------ PROVIDED INFORMATION

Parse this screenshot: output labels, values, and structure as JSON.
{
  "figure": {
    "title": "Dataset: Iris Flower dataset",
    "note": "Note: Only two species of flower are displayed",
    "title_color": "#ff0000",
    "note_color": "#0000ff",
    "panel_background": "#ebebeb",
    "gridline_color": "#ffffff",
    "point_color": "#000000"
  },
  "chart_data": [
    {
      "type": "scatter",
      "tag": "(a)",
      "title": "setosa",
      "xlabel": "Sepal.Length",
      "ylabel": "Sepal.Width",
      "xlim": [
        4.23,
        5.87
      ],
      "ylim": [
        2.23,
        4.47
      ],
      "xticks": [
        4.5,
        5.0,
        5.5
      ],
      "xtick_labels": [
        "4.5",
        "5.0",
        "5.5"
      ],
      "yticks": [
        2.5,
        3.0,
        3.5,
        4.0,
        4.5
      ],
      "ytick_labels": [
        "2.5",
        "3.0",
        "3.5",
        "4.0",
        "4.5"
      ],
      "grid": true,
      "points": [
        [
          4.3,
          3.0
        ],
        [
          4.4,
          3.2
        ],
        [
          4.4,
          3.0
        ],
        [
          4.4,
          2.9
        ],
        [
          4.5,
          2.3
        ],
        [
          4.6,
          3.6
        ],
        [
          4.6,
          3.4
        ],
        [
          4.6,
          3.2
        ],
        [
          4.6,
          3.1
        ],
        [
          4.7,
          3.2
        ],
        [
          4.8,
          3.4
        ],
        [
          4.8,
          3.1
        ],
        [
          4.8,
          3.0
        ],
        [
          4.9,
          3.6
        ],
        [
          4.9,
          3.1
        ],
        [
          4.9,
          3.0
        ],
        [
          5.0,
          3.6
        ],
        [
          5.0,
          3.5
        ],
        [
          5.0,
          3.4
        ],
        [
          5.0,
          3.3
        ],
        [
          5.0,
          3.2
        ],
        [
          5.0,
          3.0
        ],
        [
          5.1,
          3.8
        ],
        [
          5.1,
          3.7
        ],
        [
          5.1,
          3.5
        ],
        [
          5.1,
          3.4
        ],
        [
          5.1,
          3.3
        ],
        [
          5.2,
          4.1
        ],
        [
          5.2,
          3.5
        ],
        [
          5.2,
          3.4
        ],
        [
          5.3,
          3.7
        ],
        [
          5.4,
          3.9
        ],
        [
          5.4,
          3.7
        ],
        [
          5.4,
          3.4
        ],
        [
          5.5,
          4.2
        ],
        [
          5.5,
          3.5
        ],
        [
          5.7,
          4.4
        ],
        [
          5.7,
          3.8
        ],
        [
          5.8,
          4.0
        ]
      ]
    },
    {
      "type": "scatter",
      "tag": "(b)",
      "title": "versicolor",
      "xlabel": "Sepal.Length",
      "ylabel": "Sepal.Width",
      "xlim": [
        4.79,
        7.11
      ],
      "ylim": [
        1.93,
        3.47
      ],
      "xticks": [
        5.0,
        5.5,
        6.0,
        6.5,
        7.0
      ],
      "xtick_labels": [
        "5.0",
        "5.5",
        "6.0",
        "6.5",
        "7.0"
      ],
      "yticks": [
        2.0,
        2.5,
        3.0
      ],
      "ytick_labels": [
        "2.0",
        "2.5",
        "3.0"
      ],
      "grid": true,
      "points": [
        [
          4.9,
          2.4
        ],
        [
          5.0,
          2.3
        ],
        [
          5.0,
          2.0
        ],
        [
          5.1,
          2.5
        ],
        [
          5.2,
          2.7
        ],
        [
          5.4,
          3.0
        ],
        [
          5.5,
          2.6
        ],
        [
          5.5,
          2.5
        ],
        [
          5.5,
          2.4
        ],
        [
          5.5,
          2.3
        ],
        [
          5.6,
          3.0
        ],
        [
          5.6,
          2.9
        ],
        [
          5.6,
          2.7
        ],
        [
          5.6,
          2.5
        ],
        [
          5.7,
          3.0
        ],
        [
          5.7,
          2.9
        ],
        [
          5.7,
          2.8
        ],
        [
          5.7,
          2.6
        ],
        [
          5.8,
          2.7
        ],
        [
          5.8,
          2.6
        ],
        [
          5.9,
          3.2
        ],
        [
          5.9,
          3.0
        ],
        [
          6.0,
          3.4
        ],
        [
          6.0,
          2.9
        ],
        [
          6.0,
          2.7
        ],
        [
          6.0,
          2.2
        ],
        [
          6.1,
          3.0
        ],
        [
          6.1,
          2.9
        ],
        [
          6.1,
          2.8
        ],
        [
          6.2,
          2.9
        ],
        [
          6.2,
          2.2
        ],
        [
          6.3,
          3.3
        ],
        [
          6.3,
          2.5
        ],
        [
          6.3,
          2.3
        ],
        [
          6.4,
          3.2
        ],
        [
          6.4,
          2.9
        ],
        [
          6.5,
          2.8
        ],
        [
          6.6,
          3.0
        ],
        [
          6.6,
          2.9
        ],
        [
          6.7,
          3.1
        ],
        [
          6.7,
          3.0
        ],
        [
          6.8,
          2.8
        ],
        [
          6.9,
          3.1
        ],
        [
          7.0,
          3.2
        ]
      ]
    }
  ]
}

------------

# [EXERCISE]
Provide an exact reproduction of all the entries shown above.

# [FINISHED EXERCISE]
Parse this screenshot: output labels, values, and structure as JSON.
{
  "figure": {
    "title": "Dataset: Iris Flower dataset",
    "note": "Note: Only two species of flower are displayed",
    "title_color": "#ff0000",
    "note_color": "#0000ff",
    "panel_background": "#ebebeb",
    "gridline_color": "#ffffff",
    "point_color": "#000000"
  },
  "chart_data": [
    {
      "type": "scatter",
      "tag": "(a)",
      "title": "setosa",
      "xlabel": "Sepal.Length",
      "ylabel": "Sepal.Width",
      "xlim": [
        4.23,
        5.87
      ],
      "ylim": [
        2.23,
        4.47
      ],
      "xticks": [
        4.5,
        5.0,
        5.5
      ],
      "xtick_labels": [
        "4.5",
        "5.0",
        "5.5"
      ],
      "yticks": [
        2.5,
        3.0,
        3.5,
        4.0,
        4.5
      ],
      "ytick_labels": [
        "2.5",
        "3.0",
        "3.5",
        "4.0",
        "4.5"
      ],
      "grid": true,
      "points": [
        [
          4.3,
          3.0
        ],
        [
          4.4,
          3.2
        ],
        [
          4.4,
          3.0
        ],
        [
          4.4,
          2.9
        ],
        [
          4.5,
          2.3
        ],
        [
          4.6,
          3.6
        ],
        [
          4.6,
          3.4
        ],
        [
          4.6,
          3.2
        ],
        [
          4.6,
          3.1
        ],
        [
          4.7,
          3.2
        ],
        [
          4.8,
          3.4
        ],
        [
          4.8,
          3.1
        ],
        [
          4.8,
          3.0
        ],
        [
          4.9,
          3.6
        ],
        [
          4.9,
          3.1
        ],
        [
          4.9,
          3.0
        ],
        [
          5.0,
          3.6
        ],
        [
          5.0,
          3.5
        ],
        [
          5.0,
          3.4
        ],
        [
          5.0,
          3.3
        ],
        [
          5.0,
          3.2
        ],
        [
          5.0,
          3.0
        ],
        [
          5.1,
          3.8
        ],
        [
          5.1,
          3.7
        ],
        [
          5.1,
          3.5
        ],
        [
          5.1,
          3.4
        ],
        [
          5.1,
          3.3
        ],
        [
          5.2,
          4.1
        ],
        [
          5.2,
          3.5
        ],
        [
          5.2,
          3.4
        ],
        [
          5.3,
          3.7
        ],
        [
          5.4,
          3.9
        ],
        [
          5.4,
          3.7
        ],
        [
          5.4,
          3.4
        ],
        [
          5.5,
          4.2
        ],
        [
          5.5,
          3.5
        ],
        [
          5.7,
          4.4
        ],
        [
          5.7,
          3.8
        ],
        [
          5.8,
          4.0
        ]
      ]
    },
    {
      "type": "scatter",
      "tag": "(b)",
      "title": "versicolor",
      "xlabel": "Sepal.Length",
      "ylabel": "Sepal.Width",
      "xlim": [
        4.79,
        7.11
      ],
      "ylim": [
        1.93,
        3.47
      ],
      "xticks": [
        5.0,
        5.5,
        6.0,
        6.5,
        7.0
      ],
      "xtick_labels": [
        "5.0",
        "5.5",
        "6.0",
        "6.5",
        "7.0"
      ],
      "yticks": [
        2.0,
        2.5,
        3.0
      ],
      "ytick_labels": [
        "2.0",
        "2.5",
        "3.0"
      ],
      "grid": true,
      "points": [
        [
          4.9,
          2.4
        ],
        [
          5.0,
          2.3
        ],
        [
          5.0,
          2.0
        ],
        [
          5.1,
          2.5
        ],
        [
          5.2,
          2.7
        ],
        [
          5.4,
          3.0
        ],
        [
          5.5,
          2.6
        ],
        [
          5.5,
          2.5
        ],
        [
          5.5,
          2.4
        ],
        [
          5.5,
          2.3
        ],
        [
          5.6,
          3.0
        ],
        [
          5.6,
          2.9
        ],
        [
          5.6,
          2.7
        ],
        [
          5.6,
          2.5
        ],
        [
          5.7,
          3.0
        ],
        [
          5.7,
          2.9
        ],
        [
          5.7,
          2.8
        ],
        [
          5.7,
          2.6
        ],
        [
          5.8,
          2.7
        ],
        [
          5.8,
          2.6
        ],
        [
          5.9,
          3.2
        ],
        [
          5.9,
          3.0
        ],
        [
          6.0,
          3.4
        ],
        [
          6.0,
          2.9
        ],
        [
          6.0,
          2.7
        ],
        [
          6.0,
          2.2
        ],
        [
          6.1,
          3.0
        ],
        [
          6.1,
          2.9
        ],
        [
          6.1,
          2.8
        ],
        [
          6.2,
          2.9
        ],
        [
          6.2,
          2.2
        ],
        [
          6.3,
          3.3
        ],
        [
          6.3,
          2.5
        ],
        [
          6.3,
          2.3
        ],
        [
          6.4,
          3.2
        ],
        [
          6.4,
          2.9
        ],
        [
          6.5,
          2.8
        ],
        [
          6.6,
          3.0
        ],
        [
          6.6,
          2.9
        ],
        [
          6.7,
          3.1
        ],
        [
          6.7,
          3.0
        ],
        [
          6.8,
          2.8
        ],
        [
          6.9,
          3.1
        ],
        [
          7.0,
          3.2
        ]
      ]
    }
  ]
}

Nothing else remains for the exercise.